[Exercise details]
Using the data beneath, show every line that includes the word "Fantom".

* start Provided data *

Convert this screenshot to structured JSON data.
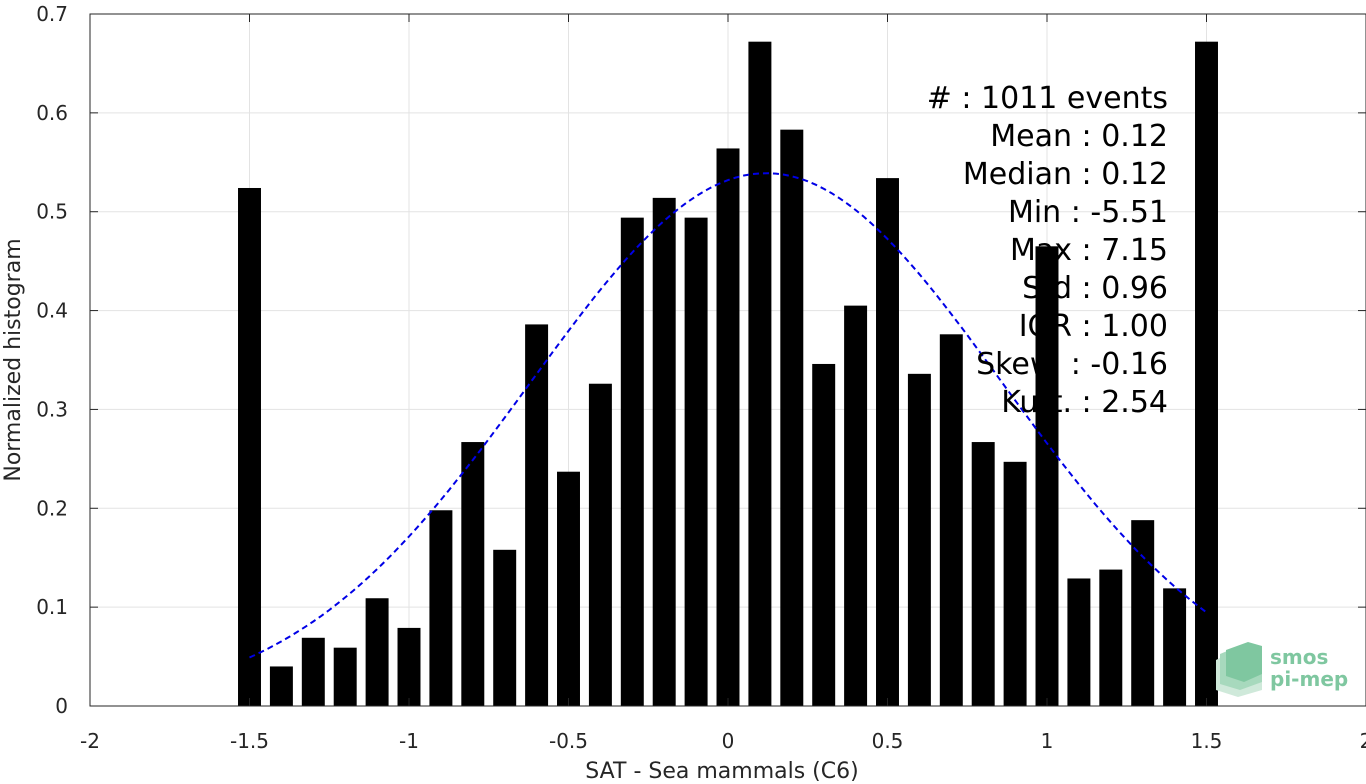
{
  "chart_data": {
    "type": "bar",
    "xlabel": "SAT - Sea mammals (C6)",
    "ylabel": "Normalized histogram",
    "xlim": [
      -2,
      2
    ],
    "ylim": [
      0,
      0.7
    ],
    "xticks": [
      "-2",
      "-1.5",
      "-1",
      "-0.5",
      "0",
      "0.5",
      "1",
      "1.5",
      "2"
    ],
    "yticks": [
      "0",
      "0.1",
      "0.2",
      "0.3",
      "0.4",
      "0.5",
      "0.6",
      "0.7"
    ],
    "grid": true,
    "bar_color": "#000000",
    "fit_color": "#0000e6",
    "bin_width": 0.1,
    "bins": [
      {
        "x": -1.5,
        "y": 0.524
      },
      {
        "x": -1.4,
        "y": 0.04
      },
      {
        "x": -1.3,
        "y": 0.069
      },
      {
        "x": -1.2,
        "y": 0.059
      },
      {
        "x": -1.1,
        "y": 0.109
      },
      {
        "x": -1.0,
        "y": 0.079
      },
      {
        "x": -0.9,
        "y": 0.198
      },
      {
        "x": -0.8,
        "y": 0.267
      },
      {
        "x": -0.7,
        "y": 0.158
      },
      {
        "x": -0.6,
        "y": 0.386
      },
      {
        "x": -0.5,
        "y": 0.237
      },
      {
        "x": -0.4,
        "y": 0.326
      },
      {
        "x": -0.3,
        "y": 0.494
      },
      {
        "x": -0.2,
        "y": 0.514
      },
      {
        "x": -0.1,
        "y": 0.494
      },
      {
        "x": 0.0,
        "y": 0.564
      },
      {
        "x": 0.1,
        "y": 0.672
      },
      {
        "x": 0.2,
        "y": 0.583
      },
      {
        "x": 0.3,
        "y": 0.346
      },
      {
        "x": 0.4,
        "y": 0.405
      },
      {
        "x": 0.5,
        "y": 0.534
      },
      {
        "x": 0.6,
        "y": 0.336
      },
      {
        "x": 0.7,
        "y": 0.376
      },
      {
        "x": 0.8,
        "y": 0.267
      },
      {
        "x": 0.9,
        "y": 0.247
      },
      {
        "x": 1.0,
        "y": 0.465
      },
      {
        "x": 1.1,
        "y": 0.129
      },
      {
        "x": 1.2,
        "y": 0.138
      },
      {
        "x": 1.3,
        "y": 0.188
      },
      {
        "x": 1.4,
        "y": 0.119
      },
      {
        "x": 1.5,
        "y": 0.672
      }
    ],
    "fit": {
      "type": "gaussian",
      "mean": 0.12,
      "std": 0.74,
      "peak": 0.539,
      "x_range": [
        -1.5,
        1.5
      ]
    },
    "stats": [
      "#  : 1011 events",
      "Mean : 0.12",
      "Median : 0.12",
      "Min : -5.51",
      "Max : 7.15",
      "Std : 0.96",
      "IQR : 1.00",
      "Skew. : -0.16",
      "Kurt. : 2.54"
    ]
  },
  "logo": {
    "line1": "smos",
    "line2": "pi-mep",
    "color": "#7fc7a0"
  }
}
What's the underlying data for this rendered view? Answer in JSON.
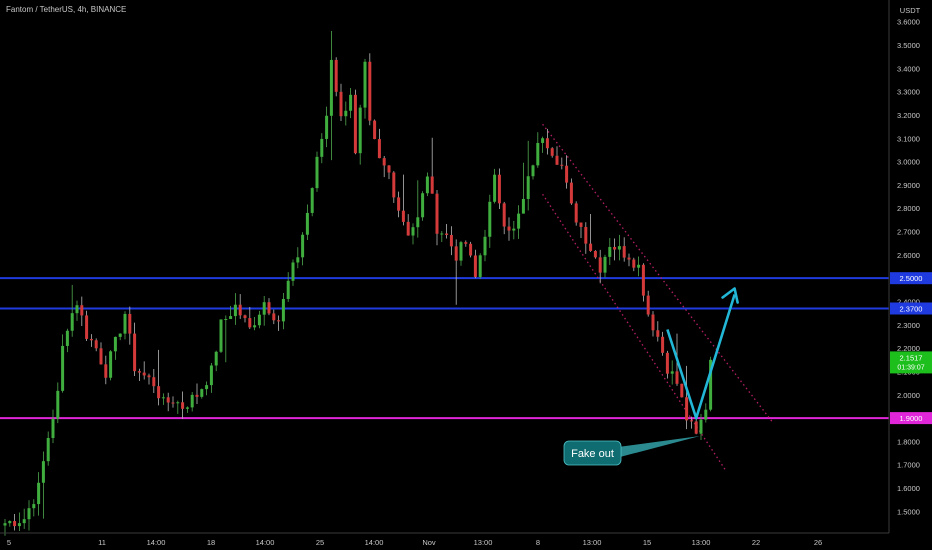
{
  "header": {
    "title": "Fantom / TetherUS, 4h, BINANCE"
  },
  "axis": {
    "currency": "USDT",
    "y_ticks": [
      "3.6000",
      "3.5000",
      "3.4000",
      "3.3000",
      "3.2000",
      "3.1000",
      "3.0000",
      "2.9000",
      "2.8000",
      "2.7000",
      "2.6000",
      "2.5000",
      "2.4000",
      "2.3000",
      "2.2000",
      "2.1000",
      "2.0000",
      "1.9000",
      "1.8000",
      "1.7000",
      "1.6000",
      "1.5000"
    ],
    "x_ticks": [
      "5",
      "11",
      "14:00",
      "18",
      "14:00",
      "25",
      "14:00",
      "Nov",
      "13:00",
      "8",
      "13:00",
      "15",
      "13:00",
      "22",
      "26"
    ]
  },
  "price_tags": {
    "resistance_upper": "2.5000",
    "resistance_lower": "2.3700",
    "current_price": "2.1517",
    "countdown": "01:39:07",
    "support": "1.9000"
  },
  "annotation": {
    "label": "Fake out"
  },
  "colors": {
    "up": "#26a69a",
    "up_candle": "#3fae3f",
    "down_candle": "#d43a3a",
    "blue_level": "#1f3be0",
    "magenta_level": "#e026d8",
    "channel": "#b41e64",
    "arrow": "#22b7d6",
    "current_tag": "#1dbf1d"
  },
  "chart_data": {
    "type": "candlestick",
    "title": "Fantom / TetherUS, 4h, BINANCE",
    "ylabel": "USDT",
    "ylim": [
      1.45,
      3.65
    ],
    "horizontal_levels": [
      {
        "value": 2.5,
        "color": "blue"
      },
      {
        "value": 2.37,
        "color": "blue"
      },
      {
        "value": 1.9,
        "color": "magenta"
      }
    ],
    "path_points": [
      [
        0,
        1.45
      ],
      [
        4,
        1.47
      ],
      [
        7,
        1.6
      ],
      [
        9,
        1.82
      ],
      [
        11,
        2.0
      ],
      [
        12,
        2.2
      ],
      [
        13,
        2.3
      ],
      [
        15,
        2.4
      ],
      [
        17,
        2.26
      ],
      [
        19,
        2.2
      ],
      [
        21,
        2.1
      ],
      [
        23,
        2.22
      ],
      [
        25,
        2.35
      ],
      [
        27,
        2.12
      ],
      [
        29,
        2.08
      ],
      [
        31,
        2.05
      ],
      [
        33,
        1.96
      ],
      [
        35,
        1.98
      ],
      [
        37,
        1.95
      ],
      [
        40,
        2.0
      ],
      [
        43,
        2.1
      ],
      [
        45,
        2.3
      ],
      [
        48,
        2.38
      ],
      [
        51,
        2.28
      ],
      [
        54,
        2.4
      ],
      [
        57,
        2.32
      ],
      [
        59,
        2.48
      ],
      [
        61,
        2.6
      ],
      [
        63,
        2.78
      ],
      [
        65,
        3.0
      ],
      [
        67,
        3.2
      ],
      [
        68,
        3.45
      ],
      [
        70,
        3.18
      ],
      [
        72,
        3.3
      ],
      [
        73,
        3.02
      ],
      [
        75,
        3.4
      ],
      [
        76,
        3.15
      ],
      [
        78,
        3.0
      ],
      [
        80,
        2.95
      ],
      [
        82,
        2.8
      ],
      [
        84,
        2.7
      ],
      [
        86,
        2.75
      ],
      [
        88,
        2.95
      ],
      [
        90,
        2.72
      ],
      [
        92,
        2.68
      ],
      [
        94,
        2.6
      ],
      [
        96,
        2.65
      ],
      [
        98,
        2.5
      ],
      [
        100,
        2.7
      ],
      [
        102,
        2.92
      ],
      [
        104,
        2.75
      ],
      [
        106,
        2.7
      ],
      [
        108,
        2.83
      ],
      [
        110,
        3.0
      ],
      [
        112,
        3.12
      ],
      [
        114,
        3.05
      ],
      [
        116,
        2.98
      ],
      [
        118,
        2.8
      ],
      [
        120,
        2.72
      ],
      [
        122,
        2.63
      ],
      [
        124,
        2.55
      ],
      [
        126,
        2.65
      ],
      [
        128,
        2.62
      ],
      [
        130,
        2.6
      ],
      [
        132,
        2.55
      ],
      [
        134,
        2.35
      ],
      [
        136,
        2.25
      ],
      [
        138,
        2.12
      ],
      [
        140,
        2.05
      ],
      [
        142,
        1.9
      ],
      [
        144,
        1.82
      ],
      [
        146,
        1.95
      ],
      [
        147,
        2.15
      ]
    ],
    "channel": {
      "upper": [
        [
          112,
          3.16
        ],
        [
          160,
          1.88
        ]
      ],
      "lower": [
        [
          112,
          2.86
        ],
        [
          150,
          1.68
        ]
      ]
    },
    "projection": [
      [
        138,
        2.28
      ],
      [
        144,
        1.9
      ],
      [
        152,
        2.43
      ]
    ]
  }
}
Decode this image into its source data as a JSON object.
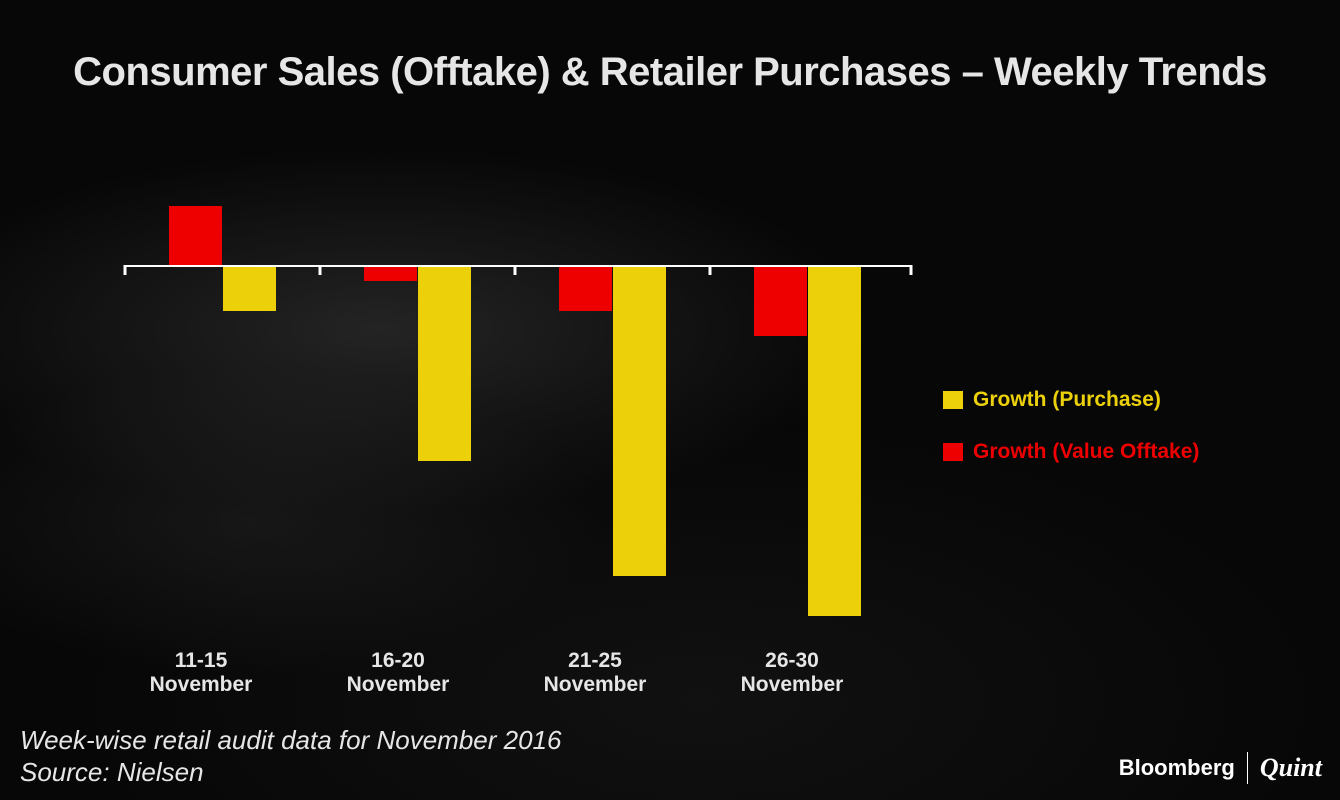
{
  "title": "Consumer Sales (Offtake) & Retailer Purchases – Weekly Trends",
  "footer": {
    "line1": "Week-wise retail audit data for November 2016",
    "line2": "Source: Nielsen"
  },
  "brand": {
    "name1": "Bloomberg",
    "name2": "Quint"
  },
  "colors": {
    "purchase": "#ecd10a",
    "offtake": "#ee0000",
    "axis": "#ffffff",
    "text": "#e6e6e6"
  },
  "chart_data": {
    "type": "bar",
    "categories": [
      [
        "11-15",
        "November"
      ],
      [
        "16-20",
        "November"
      ],
      [
        "21-25",
        "November"
      ],
      [
        "26-30",
        "November"
      ]
    ],
    "series": [
      {
        "name": "Growth (Value Offtake)",
        "values": [
          6.0,
          -1.5,
          -4.5,
          -7.0
        ]
      },
      {
        "name": "Growth (Purchase)",
        "values": [
          -4.5,
          -19.5,
          -31.0,
          -35.0
        ]
      }
    ],
    "ylim": [
      -36,
      8
    ],
    "legend_position": "right",
    "grid": false
  }
}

* end Provided data *

[The reply]
    "title": "Fantom / TetherUS, 4h, BINANCE"
    "title": "Fantom / TetherUS, 4h, BINANCE",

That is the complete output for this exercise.